Dataset content >>
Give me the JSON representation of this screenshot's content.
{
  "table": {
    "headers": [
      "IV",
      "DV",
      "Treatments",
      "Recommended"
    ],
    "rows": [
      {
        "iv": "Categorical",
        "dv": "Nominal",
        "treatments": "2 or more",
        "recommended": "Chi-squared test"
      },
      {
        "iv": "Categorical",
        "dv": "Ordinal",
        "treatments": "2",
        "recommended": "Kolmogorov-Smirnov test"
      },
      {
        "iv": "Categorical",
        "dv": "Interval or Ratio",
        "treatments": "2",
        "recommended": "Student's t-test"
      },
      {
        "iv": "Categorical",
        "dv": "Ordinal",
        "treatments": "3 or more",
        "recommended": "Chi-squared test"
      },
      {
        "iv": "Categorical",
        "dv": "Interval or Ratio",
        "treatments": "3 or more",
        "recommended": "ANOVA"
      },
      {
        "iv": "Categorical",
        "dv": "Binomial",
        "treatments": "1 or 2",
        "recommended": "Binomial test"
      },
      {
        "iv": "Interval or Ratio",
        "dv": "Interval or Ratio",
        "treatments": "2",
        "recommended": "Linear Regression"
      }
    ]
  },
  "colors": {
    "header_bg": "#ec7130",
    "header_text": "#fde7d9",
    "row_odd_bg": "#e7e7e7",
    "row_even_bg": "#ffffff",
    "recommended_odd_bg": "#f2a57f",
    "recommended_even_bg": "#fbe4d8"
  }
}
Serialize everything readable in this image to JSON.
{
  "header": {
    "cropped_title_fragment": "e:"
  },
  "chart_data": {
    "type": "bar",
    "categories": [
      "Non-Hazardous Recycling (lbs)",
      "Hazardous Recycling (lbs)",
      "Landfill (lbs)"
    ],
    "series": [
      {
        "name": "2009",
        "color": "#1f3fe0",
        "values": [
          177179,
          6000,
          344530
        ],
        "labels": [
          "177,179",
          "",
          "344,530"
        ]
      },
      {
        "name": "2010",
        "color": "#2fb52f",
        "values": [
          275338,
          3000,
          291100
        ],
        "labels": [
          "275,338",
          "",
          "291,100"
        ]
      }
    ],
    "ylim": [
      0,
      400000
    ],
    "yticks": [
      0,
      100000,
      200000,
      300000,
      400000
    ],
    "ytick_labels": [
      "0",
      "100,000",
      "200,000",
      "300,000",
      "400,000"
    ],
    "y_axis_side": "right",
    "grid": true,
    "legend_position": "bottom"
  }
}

The task >>
Reproduce, word for word, every line starting at the line that contains "Serialize everything readable" and ending with the final line of the entries.

Answer to this problem >>
Serialize everything readable in this image to JSON.
{
  "header": {
    "cropped_title_fragment": "e:"
  },
  "chart_data": {
    "type": "bar",
    "categories": [
      "Non-Hazardous Recycling (lbs)",
      "Hazardous Recycling (lbs)",
      "Landfill (lbs)"
    ],
    "series": [
      {
        "name": "2009",
        "color": "#1f3fe0",
        "values": [
          177179,
          6000,
          344530
        ],
        "labels": [
          "177,179",
          "",
          "344,530"
        ]
      },
      {
        "name": "2010",
        "color": "#2fb52f",
        "values": [
          275338,
          3000,
          291100
        ],
        "labels": [
          "275,338",
          "",
          "291,100"
        ]
      }
    ],
    "ylim": [
      0,
      400000
    ],
    "yticks": [
      0,
      100000,
      200000,
      300000,
      400000
    ],
    "ytick_labels": [
      "0",
      "100,000",
      "200,000",
      "300,000",
      "400,000"
    ],
    "y_axis_side": "right",
    "grid": true,
    "legend_position": "bottom"
  }
}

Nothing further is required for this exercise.